◆ **THE EXERCISE**
Count every line below in which "image" occurs, then give only the count.

◆ **MATERIAL SHOWN**
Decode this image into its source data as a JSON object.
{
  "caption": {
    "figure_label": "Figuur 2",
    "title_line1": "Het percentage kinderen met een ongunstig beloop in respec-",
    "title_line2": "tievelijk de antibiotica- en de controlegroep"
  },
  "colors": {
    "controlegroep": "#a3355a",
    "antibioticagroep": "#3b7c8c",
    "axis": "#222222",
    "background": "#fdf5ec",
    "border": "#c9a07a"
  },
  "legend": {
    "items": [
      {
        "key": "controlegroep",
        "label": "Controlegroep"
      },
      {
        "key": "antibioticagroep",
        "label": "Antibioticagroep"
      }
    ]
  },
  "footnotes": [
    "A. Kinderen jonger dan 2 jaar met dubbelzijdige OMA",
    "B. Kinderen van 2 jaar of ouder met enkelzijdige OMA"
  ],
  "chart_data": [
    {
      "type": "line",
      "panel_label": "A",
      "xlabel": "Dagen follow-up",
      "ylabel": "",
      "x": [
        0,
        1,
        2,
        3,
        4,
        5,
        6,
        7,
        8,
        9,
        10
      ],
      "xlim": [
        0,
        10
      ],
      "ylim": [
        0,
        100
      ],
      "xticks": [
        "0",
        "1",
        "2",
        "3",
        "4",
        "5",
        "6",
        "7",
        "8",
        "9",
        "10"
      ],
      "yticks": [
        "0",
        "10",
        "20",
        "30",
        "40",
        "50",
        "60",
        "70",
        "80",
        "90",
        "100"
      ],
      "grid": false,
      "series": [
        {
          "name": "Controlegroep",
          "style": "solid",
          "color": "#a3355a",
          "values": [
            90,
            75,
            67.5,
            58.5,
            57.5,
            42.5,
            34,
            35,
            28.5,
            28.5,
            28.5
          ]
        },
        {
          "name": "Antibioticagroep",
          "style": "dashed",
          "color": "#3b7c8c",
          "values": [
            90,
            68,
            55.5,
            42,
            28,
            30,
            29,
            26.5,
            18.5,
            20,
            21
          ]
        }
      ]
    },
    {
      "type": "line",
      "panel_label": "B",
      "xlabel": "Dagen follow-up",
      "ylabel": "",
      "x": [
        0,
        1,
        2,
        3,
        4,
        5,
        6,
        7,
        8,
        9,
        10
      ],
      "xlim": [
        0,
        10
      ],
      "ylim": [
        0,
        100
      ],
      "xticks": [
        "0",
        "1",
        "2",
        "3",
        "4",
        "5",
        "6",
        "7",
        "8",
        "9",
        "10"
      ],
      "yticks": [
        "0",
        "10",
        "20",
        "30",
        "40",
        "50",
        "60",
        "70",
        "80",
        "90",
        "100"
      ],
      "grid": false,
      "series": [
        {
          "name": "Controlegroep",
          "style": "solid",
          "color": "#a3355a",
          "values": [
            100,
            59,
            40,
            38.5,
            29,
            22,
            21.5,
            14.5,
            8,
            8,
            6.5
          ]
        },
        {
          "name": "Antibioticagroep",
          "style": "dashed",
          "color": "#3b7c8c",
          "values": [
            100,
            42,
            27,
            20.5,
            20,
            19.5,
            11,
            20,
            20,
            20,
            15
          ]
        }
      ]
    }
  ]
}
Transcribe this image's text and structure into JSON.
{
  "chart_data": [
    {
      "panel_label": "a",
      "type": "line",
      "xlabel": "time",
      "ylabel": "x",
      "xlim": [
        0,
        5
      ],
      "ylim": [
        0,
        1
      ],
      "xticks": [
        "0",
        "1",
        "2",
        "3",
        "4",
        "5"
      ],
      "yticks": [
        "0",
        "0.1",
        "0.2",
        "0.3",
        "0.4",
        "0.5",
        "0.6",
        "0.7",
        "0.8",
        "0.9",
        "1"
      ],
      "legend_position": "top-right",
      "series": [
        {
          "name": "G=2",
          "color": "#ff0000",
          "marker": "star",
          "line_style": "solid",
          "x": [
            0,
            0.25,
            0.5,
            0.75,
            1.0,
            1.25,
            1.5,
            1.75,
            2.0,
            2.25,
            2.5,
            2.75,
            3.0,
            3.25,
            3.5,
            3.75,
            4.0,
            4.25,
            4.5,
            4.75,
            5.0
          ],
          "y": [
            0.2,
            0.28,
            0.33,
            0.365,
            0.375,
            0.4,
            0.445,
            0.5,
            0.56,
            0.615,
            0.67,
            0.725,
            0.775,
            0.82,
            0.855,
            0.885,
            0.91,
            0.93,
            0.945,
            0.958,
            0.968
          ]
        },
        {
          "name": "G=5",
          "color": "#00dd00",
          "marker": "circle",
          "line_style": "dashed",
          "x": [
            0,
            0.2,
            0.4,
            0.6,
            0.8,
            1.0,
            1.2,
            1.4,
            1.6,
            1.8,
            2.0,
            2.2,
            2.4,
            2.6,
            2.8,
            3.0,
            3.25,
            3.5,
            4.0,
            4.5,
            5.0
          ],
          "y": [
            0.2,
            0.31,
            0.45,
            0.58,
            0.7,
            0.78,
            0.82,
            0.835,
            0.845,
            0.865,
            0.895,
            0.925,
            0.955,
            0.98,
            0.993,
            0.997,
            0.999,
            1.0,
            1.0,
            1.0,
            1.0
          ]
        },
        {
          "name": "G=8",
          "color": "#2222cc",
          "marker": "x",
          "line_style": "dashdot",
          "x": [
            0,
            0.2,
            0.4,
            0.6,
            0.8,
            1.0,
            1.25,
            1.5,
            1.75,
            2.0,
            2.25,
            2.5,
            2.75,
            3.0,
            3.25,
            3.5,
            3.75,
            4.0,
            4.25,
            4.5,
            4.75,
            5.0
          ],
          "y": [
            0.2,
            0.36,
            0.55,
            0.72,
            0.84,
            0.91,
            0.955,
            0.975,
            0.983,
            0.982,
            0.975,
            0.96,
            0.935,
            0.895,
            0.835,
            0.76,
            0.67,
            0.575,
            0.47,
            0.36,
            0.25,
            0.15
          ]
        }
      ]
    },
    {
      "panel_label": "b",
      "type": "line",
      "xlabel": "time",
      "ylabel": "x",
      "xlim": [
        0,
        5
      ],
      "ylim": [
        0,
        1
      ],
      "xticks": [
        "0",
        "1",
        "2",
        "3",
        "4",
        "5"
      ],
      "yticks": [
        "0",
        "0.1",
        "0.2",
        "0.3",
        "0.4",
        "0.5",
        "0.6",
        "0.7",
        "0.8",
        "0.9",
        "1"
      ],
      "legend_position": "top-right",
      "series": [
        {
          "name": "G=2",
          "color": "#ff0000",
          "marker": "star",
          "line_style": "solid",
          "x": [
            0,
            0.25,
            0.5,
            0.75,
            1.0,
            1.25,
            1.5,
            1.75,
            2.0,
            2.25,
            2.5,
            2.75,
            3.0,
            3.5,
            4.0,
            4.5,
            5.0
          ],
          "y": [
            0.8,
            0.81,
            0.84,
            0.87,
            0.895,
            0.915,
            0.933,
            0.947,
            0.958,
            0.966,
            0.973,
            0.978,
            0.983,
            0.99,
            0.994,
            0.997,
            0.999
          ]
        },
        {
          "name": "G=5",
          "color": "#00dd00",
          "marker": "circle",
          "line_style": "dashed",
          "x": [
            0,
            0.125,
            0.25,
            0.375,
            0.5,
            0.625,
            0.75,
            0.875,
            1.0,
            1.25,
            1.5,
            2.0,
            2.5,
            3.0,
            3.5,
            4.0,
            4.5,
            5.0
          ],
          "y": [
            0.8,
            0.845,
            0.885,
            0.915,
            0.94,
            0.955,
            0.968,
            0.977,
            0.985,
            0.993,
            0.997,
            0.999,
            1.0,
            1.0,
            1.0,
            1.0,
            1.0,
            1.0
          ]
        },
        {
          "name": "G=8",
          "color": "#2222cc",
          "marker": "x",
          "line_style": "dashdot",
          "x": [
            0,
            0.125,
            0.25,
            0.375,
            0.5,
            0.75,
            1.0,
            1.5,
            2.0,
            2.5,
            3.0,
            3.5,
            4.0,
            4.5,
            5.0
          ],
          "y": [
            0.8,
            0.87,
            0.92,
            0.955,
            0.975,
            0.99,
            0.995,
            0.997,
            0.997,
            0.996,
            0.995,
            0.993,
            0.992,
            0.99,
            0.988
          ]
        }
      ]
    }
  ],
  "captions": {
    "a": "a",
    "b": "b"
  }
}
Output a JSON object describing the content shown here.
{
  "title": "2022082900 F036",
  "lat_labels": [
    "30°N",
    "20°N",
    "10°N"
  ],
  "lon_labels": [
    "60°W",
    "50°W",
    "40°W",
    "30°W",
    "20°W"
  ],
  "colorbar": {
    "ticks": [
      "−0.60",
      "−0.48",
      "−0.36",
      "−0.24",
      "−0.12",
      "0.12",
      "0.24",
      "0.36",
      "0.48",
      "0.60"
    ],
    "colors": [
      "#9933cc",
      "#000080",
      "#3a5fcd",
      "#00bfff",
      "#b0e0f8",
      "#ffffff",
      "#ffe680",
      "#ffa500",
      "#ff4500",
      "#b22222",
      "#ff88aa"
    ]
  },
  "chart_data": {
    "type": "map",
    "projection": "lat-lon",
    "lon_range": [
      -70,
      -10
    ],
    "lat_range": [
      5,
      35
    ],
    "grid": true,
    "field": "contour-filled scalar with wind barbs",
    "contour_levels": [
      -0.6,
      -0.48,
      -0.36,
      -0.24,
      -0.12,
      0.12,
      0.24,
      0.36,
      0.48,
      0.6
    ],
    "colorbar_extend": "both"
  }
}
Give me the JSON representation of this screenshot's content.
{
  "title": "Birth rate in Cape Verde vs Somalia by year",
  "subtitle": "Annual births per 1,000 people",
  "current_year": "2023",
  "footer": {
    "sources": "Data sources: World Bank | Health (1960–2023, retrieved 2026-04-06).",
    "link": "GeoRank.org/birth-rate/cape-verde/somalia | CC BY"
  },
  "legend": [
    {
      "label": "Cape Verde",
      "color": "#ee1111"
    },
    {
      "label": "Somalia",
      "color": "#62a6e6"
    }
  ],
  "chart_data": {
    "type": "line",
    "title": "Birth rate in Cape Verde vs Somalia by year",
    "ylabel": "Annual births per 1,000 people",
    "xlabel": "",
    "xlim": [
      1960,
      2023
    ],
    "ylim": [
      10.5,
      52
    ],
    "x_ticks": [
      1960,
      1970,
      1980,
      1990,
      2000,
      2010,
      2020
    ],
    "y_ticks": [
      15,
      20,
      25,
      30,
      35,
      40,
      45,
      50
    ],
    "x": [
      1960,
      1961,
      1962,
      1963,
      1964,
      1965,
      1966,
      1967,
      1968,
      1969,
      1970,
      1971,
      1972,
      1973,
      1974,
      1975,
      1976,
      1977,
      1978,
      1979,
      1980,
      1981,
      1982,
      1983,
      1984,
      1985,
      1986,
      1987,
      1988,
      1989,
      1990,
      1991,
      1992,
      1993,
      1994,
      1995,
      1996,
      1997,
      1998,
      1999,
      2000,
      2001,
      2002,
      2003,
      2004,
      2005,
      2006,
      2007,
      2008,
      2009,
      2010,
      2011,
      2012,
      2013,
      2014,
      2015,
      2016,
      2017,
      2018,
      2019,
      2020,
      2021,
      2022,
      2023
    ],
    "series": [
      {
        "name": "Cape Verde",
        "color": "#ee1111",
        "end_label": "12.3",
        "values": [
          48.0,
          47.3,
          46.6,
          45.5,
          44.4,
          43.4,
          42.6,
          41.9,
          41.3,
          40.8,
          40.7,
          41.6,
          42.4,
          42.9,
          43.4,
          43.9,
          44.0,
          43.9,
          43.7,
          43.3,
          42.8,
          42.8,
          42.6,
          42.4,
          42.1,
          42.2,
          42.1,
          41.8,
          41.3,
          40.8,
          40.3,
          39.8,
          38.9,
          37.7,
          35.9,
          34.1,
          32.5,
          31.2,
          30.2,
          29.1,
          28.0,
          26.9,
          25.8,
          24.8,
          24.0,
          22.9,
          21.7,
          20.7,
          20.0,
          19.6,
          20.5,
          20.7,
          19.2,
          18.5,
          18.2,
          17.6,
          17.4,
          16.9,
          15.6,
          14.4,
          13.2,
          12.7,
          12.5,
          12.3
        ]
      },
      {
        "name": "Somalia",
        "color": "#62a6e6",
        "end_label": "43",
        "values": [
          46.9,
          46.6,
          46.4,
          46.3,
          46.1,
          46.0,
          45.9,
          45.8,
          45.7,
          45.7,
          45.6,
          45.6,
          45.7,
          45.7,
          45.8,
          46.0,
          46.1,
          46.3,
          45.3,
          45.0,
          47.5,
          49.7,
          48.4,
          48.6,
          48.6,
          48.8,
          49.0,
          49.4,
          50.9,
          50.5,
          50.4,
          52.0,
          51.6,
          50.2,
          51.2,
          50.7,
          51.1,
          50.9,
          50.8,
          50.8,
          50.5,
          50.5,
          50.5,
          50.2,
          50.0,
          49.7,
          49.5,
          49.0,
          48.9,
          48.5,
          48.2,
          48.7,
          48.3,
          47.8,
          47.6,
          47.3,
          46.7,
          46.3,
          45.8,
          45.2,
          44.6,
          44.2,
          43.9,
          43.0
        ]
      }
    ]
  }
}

◆ **FULL OUTPUT**
2